= What you have to do =
Find every line in the records below that contains the word "xlabel", and copy each such line.

= Extracted information =
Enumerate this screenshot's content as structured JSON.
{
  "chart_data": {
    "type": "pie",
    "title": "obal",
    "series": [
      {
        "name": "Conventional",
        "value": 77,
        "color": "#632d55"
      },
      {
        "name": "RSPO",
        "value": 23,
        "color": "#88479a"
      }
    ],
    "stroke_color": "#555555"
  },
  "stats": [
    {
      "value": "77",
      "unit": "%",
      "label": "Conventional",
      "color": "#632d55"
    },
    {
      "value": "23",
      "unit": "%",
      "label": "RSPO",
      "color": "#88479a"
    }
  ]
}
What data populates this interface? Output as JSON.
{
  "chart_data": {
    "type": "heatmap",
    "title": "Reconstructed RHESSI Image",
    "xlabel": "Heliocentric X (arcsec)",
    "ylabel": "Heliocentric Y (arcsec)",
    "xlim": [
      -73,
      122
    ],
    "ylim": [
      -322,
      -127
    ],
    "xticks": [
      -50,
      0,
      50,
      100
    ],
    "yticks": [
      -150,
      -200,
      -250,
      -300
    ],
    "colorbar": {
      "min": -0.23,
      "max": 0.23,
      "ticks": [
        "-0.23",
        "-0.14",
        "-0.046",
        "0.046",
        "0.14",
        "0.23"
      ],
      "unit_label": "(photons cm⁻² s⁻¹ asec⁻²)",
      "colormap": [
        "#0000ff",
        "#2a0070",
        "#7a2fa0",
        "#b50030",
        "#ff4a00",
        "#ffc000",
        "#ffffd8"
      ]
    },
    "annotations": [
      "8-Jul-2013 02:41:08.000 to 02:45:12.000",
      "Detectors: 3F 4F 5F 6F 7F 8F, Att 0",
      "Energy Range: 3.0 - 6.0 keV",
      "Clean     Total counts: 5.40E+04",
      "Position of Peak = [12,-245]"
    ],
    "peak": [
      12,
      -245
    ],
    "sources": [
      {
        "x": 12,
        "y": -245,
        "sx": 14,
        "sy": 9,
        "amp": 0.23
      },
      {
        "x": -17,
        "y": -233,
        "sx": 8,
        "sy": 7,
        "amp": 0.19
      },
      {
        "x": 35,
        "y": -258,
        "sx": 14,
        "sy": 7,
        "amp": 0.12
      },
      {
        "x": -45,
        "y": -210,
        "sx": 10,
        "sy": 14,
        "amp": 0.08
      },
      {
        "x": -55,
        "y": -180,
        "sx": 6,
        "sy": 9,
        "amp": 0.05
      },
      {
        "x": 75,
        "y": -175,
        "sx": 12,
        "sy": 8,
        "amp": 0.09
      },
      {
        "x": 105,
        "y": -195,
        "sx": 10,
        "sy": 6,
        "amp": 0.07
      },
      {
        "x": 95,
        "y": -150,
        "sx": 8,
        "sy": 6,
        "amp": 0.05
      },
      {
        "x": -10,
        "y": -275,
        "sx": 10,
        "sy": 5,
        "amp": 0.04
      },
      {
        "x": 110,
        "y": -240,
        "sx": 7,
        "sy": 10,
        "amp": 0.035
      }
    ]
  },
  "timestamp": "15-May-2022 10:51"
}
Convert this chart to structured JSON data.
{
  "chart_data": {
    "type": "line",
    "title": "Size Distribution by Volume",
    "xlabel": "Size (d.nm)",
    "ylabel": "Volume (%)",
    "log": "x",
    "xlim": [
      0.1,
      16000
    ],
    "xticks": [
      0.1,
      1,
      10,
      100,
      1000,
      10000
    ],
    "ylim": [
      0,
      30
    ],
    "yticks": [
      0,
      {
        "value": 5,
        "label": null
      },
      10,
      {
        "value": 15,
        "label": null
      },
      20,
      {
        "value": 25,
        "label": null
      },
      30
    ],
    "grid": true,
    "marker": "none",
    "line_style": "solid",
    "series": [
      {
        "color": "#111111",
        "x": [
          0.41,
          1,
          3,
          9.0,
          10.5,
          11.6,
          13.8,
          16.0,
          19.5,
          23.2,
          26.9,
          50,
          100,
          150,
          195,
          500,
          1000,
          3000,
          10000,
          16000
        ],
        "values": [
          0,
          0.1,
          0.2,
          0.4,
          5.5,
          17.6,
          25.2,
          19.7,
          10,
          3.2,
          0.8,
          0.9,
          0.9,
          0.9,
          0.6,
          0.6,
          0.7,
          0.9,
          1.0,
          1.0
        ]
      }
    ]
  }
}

= Output below =
    "xlabel": "Heliocentric X (arcsec)",
    "xlabel": "Size (d.nm)",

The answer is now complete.